====== Material provided ======
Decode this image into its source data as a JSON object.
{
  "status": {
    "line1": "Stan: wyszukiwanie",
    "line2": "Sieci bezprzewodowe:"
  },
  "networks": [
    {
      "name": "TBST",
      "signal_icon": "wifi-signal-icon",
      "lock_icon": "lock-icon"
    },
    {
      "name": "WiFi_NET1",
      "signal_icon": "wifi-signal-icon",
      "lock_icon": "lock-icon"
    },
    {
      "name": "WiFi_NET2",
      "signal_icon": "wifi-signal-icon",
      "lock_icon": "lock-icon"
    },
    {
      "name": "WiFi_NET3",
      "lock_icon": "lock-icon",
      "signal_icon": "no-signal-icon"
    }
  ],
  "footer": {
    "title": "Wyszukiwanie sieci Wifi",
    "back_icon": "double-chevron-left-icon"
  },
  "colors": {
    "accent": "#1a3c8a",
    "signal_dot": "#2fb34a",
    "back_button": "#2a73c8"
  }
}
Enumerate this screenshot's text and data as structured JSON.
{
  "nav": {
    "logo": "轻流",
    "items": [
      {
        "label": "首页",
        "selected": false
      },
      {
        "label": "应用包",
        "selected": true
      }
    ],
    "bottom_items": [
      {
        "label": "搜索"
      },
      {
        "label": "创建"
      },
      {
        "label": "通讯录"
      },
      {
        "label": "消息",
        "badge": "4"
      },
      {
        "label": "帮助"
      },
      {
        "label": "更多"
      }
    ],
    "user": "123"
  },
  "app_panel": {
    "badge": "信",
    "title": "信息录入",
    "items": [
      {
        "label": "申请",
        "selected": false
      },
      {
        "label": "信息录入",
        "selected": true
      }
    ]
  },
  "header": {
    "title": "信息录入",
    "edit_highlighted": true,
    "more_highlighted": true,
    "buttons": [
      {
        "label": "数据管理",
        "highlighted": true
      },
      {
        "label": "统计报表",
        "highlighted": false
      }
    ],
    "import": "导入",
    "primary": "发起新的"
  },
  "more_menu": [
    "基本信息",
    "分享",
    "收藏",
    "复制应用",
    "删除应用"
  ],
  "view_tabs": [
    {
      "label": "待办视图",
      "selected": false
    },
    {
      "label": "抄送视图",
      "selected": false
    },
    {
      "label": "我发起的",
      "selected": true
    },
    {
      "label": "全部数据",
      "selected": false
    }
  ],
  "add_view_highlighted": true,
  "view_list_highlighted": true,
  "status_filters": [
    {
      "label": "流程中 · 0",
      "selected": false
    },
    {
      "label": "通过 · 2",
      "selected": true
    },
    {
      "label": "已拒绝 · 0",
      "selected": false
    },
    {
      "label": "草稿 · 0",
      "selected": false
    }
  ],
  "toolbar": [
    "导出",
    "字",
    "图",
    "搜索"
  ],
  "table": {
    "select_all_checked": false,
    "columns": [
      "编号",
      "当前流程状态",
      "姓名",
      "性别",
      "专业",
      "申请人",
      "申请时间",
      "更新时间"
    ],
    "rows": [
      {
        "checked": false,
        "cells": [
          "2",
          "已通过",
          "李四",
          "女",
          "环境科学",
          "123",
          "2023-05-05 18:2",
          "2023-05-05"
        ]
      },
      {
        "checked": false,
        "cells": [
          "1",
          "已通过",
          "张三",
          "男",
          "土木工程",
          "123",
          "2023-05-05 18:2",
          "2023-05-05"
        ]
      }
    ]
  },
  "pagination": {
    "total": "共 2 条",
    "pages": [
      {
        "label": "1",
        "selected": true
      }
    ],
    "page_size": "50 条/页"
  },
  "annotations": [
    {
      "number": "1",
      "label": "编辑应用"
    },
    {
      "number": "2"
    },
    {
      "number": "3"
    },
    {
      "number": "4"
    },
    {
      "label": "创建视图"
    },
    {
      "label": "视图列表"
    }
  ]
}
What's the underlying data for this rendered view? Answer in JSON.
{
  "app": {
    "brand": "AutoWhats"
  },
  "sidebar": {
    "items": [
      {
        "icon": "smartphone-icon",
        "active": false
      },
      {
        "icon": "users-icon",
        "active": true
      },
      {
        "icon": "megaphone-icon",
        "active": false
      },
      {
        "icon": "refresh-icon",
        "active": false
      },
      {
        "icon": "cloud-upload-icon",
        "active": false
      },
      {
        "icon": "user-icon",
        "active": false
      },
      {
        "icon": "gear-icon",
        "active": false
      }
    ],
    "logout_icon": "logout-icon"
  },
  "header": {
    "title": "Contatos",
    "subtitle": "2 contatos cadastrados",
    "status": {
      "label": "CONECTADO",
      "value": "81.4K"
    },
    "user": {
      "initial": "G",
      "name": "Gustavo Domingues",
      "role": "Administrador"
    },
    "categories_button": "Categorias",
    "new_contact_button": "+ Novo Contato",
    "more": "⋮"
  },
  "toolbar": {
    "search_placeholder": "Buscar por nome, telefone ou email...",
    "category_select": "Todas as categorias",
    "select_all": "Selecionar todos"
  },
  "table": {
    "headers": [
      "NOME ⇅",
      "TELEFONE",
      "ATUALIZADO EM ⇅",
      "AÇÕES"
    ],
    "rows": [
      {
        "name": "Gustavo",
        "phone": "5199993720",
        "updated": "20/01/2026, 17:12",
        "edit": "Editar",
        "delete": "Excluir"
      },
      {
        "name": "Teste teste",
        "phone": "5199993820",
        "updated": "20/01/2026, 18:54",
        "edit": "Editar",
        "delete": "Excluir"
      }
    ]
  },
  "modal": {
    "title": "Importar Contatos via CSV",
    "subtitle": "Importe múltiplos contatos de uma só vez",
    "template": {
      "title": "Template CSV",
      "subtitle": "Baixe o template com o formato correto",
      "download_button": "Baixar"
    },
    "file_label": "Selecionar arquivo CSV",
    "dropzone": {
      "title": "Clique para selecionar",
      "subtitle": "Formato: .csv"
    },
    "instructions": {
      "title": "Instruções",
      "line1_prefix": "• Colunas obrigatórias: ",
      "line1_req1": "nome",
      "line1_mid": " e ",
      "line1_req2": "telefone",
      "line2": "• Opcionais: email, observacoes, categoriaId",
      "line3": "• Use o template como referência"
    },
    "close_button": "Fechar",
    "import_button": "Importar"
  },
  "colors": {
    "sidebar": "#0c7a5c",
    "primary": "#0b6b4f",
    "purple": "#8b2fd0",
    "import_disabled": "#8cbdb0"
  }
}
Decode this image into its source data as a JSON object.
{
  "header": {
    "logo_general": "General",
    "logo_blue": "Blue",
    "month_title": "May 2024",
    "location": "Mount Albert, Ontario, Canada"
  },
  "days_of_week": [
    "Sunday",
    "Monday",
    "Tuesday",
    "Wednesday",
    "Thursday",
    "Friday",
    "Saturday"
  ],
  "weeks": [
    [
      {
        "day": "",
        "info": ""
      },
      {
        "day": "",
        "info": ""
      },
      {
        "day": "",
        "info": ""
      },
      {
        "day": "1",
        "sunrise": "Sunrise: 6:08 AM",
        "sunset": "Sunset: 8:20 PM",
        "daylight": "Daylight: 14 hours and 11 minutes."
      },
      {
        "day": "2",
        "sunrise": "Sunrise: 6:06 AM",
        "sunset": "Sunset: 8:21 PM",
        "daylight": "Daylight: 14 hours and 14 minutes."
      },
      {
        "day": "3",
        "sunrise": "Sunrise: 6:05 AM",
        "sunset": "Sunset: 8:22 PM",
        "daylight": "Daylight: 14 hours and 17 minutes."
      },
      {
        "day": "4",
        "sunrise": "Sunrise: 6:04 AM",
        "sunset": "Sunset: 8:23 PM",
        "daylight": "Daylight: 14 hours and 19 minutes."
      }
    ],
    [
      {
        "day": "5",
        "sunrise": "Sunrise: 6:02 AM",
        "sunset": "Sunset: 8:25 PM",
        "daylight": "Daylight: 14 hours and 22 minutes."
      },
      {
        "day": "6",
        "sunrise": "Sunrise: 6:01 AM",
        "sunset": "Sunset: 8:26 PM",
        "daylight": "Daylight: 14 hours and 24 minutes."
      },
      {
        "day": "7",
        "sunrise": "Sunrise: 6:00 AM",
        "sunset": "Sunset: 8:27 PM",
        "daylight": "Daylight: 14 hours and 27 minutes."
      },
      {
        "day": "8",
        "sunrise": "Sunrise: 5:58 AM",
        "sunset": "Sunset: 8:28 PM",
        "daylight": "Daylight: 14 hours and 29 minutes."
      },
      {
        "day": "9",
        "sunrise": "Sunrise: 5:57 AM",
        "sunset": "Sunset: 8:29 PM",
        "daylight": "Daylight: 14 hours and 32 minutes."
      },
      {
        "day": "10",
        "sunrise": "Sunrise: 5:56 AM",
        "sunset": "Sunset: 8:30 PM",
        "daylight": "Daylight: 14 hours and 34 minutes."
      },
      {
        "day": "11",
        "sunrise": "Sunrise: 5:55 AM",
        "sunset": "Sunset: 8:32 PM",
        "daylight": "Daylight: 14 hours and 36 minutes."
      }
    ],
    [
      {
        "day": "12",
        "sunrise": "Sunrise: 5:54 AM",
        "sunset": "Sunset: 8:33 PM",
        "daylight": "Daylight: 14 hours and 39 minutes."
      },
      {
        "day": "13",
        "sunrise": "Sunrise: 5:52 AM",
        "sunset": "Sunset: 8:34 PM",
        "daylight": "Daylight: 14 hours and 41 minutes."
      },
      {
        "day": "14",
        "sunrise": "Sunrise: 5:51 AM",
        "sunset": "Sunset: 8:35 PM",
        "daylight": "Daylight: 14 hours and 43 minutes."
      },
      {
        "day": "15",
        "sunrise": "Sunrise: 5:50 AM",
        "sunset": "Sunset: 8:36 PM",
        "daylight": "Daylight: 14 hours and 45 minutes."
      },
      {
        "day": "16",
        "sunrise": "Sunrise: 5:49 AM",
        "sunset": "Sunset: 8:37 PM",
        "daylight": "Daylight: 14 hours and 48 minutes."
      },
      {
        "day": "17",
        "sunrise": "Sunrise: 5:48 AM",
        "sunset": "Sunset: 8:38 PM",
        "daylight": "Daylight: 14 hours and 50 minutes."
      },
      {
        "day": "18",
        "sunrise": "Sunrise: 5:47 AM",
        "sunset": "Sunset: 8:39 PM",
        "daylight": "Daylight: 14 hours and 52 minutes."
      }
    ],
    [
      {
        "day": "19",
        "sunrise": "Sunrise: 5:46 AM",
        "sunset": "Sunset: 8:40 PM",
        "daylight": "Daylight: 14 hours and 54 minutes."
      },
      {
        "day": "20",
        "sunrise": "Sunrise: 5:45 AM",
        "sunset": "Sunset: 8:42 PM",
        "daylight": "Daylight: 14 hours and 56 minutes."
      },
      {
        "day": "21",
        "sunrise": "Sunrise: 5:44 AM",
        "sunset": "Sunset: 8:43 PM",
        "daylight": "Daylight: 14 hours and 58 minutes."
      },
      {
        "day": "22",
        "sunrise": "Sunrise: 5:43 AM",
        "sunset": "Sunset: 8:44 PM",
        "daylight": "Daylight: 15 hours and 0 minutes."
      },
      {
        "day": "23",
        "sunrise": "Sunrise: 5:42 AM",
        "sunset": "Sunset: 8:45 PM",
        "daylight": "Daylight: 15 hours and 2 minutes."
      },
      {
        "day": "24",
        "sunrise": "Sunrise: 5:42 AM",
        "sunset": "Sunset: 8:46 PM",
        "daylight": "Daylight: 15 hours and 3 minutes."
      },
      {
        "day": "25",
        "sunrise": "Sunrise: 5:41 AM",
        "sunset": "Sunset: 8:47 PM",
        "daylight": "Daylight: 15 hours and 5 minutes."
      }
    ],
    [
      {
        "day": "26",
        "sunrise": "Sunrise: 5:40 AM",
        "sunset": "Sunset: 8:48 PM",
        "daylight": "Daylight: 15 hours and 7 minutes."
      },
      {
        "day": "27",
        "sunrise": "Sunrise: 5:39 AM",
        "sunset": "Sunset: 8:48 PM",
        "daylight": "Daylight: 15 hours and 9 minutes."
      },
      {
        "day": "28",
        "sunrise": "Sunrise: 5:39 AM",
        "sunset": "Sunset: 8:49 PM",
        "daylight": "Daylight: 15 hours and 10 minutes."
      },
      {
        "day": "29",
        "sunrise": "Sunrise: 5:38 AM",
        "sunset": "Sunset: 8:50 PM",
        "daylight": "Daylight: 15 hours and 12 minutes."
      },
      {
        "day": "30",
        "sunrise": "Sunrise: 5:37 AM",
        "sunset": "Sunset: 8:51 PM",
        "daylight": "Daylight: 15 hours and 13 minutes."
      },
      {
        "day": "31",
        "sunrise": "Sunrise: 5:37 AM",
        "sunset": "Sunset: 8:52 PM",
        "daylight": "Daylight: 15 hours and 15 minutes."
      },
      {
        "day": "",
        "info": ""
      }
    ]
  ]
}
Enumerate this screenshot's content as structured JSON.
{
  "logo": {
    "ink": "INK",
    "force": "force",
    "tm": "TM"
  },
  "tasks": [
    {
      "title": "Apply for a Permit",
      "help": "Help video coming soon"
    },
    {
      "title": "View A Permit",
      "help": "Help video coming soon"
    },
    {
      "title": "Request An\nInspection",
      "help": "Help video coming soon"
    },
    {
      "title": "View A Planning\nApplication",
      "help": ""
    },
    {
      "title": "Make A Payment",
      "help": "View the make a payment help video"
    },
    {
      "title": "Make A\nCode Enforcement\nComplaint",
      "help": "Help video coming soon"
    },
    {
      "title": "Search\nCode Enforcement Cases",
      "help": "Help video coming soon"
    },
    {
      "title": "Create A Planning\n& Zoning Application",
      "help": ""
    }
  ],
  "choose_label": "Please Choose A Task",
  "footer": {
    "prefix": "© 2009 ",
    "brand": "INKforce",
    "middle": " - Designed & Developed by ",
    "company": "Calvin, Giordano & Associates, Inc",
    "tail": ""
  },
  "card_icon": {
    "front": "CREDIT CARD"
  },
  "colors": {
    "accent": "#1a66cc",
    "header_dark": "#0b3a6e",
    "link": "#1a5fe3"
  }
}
======
Copy all lines from the entries that contain the word "subtitle".

Written answer:
    "subtitle": "2 contatos cadastrados",
    "subtitle": "Importe múltiplos contatos de uma só vez",
      "subtitle": "Baixe o template com o formato correto",
      "subtitle": "Formato: .csv"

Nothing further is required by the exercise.